### INSTRUCTION
Pick out each line containing the string "части" and copy it.

*** LISTING

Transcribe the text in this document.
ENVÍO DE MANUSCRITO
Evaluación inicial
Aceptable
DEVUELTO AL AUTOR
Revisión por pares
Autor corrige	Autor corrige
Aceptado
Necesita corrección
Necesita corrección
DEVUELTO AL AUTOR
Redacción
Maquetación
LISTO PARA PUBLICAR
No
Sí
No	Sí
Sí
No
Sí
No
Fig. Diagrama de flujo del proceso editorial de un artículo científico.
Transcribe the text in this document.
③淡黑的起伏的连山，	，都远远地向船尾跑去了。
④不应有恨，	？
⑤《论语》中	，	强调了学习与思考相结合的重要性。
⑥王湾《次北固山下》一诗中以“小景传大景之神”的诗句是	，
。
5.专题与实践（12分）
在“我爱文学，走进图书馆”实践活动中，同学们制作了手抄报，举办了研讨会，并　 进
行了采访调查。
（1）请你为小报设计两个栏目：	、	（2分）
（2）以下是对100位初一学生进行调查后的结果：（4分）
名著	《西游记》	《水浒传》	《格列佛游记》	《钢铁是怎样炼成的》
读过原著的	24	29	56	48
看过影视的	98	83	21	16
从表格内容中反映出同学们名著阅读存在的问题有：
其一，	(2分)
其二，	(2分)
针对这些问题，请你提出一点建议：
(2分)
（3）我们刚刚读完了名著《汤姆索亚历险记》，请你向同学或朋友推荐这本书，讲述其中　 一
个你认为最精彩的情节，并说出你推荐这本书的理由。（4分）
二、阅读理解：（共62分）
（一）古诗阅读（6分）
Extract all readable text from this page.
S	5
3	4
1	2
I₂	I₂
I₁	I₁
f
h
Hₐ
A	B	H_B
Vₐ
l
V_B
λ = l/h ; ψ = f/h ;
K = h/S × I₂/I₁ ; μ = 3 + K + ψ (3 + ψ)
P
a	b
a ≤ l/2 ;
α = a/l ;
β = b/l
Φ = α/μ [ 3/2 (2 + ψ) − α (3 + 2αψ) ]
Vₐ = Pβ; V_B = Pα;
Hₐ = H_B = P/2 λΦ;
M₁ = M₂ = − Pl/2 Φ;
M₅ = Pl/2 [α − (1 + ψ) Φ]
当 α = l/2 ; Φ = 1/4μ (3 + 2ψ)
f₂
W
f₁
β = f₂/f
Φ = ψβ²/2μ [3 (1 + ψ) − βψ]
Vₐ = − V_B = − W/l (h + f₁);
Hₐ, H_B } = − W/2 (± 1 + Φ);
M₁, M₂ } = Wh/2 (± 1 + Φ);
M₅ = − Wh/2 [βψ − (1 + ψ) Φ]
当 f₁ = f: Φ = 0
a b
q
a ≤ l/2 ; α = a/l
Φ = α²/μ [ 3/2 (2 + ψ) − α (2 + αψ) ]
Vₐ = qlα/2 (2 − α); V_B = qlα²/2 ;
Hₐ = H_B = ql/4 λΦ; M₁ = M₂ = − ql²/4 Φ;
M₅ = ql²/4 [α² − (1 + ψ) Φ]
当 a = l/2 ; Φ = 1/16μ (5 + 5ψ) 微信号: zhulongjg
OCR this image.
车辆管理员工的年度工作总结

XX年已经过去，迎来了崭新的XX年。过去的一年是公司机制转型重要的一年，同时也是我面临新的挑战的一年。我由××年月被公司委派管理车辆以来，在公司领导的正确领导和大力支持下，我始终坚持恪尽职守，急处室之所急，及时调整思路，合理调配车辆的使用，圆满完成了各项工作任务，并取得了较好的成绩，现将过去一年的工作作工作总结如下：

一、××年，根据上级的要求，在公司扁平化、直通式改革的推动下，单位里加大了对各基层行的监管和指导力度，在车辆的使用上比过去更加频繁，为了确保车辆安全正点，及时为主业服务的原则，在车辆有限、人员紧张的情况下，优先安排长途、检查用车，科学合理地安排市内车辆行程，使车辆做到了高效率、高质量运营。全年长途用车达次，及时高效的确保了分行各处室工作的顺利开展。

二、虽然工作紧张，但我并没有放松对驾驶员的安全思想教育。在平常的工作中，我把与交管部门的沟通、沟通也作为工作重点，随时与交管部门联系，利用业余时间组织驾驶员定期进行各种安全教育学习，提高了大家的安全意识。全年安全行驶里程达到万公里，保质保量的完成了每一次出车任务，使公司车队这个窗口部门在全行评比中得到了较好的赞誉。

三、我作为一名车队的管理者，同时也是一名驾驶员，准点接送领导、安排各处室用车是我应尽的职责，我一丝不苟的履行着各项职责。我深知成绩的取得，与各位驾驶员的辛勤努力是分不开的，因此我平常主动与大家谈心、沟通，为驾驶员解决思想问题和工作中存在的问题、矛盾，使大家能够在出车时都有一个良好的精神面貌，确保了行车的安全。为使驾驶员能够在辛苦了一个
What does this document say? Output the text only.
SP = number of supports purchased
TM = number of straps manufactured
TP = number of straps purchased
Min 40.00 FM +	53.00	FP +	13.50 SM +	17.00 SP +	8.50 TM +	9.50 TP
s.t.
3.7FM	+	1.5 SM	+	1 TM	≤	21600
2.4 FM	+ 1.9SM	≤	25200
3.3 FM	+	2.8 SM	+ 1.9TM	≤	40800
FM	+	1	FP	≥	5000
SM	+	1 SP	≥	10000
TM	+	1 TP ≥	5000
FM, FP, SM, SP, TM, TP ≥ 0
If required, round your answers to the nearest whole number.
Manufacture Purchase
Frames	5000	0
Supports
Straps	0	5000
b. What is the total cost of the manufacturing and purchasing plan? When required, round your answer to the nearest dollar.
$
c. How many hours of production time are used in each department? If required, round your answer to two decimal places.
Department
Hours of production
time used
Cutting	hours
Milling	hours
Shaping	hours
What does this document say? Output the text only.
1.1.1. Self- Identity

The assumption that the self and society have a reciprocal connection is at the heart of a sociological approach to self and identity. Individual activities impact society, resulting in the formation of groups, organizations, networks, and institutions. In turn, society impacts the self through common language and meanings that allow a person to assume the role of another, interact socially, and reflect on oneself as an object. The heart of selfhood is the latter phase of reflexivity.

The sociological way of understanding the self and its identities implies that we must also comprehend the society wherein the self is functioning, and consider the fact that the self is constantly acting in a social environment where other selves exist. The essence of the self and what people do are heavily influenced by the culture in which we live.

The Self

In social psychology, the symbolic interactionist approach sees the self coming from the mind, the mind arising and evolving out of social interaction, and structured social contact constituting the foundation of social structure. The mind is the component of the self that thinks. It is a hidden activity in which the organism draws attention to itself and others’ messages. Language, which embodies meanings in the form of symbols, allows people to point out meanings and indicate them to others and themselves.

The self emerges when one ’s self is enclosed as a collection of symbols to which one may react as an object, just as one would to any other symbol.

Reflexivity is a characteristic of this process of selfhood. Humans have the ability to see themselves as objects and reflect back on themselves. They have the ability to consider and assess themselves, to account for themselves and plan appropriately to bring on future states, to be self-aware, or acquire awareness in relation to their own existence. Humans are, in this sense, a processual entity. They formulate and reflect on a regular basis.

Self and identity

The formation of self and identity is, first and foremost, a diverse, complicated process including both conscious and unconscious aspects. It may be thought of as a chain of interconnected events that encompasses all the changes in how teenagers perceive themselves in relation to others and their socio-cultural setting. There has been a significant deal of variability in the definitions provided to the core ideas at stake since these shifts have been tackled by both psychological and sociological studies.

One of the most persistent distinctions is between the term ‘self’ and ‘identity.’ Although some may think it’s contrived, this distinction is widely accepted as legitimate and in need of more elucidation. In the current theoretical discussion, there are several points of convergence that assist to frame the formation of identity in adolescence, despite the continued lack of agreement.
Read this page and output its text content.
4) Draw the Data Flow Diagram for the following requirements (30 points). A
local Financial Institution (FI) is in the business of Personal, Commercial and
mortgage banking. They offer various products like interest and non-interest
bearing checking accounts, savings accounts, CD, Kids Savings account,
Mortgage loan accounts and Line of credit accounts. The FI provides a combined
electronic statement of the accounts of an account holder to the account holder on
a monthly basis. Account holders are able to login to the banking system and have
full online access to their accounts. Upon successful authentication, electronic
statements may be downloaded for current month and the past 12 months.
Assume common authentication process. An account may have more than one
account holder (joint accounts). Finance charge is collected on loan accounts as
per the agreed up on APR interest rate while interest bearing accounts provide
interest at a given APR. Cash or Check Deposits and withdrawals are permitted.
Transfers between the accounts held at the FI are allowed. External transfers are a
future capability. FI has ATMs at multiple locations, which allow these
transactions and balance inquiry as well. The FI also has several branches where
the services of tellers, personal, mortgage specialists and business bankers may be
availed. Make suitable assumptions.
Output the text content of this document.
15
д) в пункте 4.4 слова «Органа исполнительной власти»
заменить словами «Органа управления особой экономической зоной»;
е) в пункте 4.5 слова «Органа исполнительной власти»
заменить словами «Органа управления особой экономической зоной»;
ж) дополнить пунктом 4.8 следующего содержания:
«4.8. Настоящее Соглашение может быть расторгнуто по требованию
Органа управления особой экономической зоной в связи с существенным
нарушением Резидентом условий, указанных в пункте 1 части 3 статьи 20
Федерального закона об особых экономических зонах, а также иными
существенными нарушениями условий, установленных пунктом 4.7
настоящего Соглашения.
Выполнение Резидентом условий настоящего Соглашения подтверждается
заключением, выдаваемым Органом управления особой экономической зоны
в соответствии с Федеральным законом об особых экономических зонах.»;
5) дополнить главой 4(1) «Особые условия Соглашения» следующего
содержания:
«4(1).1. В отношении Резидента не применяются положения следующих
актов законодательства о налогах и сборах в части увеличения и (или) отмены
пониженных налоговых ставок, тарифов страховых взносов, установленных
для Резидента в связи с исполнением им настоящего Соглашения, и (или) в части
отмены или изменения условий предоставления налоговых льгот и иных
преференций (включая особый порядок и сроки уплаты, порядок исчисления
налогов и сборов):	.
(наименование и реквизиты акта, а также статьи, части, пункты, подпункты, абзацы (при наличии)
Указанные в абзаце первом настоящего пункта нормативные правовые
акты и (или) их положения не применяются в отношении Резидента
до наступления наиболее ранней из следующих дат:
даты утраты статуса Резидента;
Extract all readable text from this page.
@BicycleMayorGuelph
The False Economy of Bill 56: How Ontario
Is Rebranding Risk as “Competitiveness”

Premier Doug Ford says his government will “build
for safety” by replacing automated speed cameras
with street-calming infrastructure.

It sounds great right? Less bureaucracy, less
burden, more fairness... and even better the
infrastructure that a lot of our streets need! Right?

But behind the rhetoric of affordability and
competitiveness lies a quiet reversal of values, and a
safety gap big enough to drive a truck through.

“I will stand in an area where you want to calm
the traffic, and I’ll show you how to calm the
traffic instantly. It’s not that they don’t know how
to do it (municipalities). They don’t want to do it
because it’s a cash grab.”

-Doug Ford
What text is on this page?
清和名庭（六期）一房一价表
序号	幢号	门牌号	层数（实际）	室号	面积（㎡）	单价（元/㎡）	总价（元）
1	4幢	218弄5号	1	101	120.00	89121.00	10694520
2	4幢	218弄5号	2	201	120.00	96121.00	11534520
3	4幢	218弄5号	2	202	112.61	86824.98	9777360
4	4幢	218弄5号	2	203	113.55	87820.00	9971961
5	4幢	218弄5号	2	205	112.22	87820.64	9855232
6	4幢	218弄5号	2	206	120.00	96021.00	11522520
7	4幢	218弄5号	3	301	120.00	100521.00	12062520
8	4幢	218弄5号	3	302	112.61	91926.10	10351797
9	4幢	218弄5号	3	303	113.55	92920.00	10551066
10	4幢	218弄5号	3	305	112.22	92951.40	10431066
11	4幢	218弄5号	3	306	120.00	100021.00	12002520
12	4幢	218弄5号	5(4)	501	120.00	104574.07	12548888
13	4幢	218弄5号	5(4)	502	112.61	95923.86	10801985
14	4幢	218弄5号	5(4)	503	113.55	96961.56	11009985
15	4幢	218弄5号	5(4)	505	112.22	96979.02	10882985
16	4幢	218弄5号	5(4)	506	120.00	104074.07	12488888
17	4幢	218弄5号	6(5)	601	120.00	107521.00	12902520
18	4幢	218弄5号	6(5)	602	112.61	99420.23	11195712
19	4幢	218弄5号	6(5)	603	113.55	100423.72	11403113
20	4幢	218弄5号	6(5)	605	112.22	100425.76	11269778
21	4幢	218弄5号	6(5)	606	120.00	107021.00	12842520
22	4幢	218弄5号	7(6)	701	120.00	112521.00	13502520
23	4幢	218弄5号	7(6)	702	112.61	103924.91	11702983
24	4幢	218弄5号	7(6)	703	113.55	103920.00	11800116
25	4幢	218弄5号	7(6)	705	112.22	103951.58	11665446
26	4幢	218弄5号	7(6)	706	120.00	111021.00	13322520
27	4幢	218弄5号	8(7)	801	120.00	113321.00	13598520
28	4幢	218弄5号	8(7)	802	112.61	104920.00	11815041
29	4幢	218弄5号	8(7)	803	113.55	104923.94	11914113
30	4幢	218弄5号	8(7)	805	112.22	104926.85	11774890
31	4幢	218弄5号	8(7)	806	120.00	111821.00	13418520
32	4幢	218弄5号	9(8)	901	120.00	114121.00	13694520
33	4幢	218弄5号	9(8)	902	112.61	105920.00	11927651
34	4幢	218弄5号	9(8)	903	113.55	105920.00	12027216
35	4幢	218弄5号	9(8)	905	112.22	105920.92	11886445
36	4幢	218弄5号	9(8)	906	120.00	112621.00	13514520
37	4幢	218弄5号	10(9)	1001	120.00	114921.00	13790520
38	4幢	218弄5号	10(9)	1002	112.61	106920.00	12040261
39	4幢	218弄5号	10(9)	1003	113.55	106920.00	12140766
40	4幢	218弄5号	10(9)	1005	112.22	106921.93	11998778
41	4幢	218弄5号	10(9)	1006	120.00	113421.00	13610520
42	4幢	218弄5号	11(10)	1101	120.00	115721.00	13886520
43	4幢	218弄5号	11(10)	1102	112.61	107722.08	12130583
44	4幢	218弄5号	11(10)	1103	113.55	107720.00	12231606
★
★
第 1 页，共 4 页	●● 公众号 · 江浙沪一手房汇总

******

### COMPLETE ANSWER
нарушением Резидентом условий, указанных в пункте 1 части 3 статьи 20
актов законодательства о налогах и сборах в части увеличения и (или) отмены
для Резидента в связи с исполнением им настоящего Соглашения, и (или) в части
(наименование и реквизиты акта, а также статьи, части, пункты, подпункты, абзацы (при наличии)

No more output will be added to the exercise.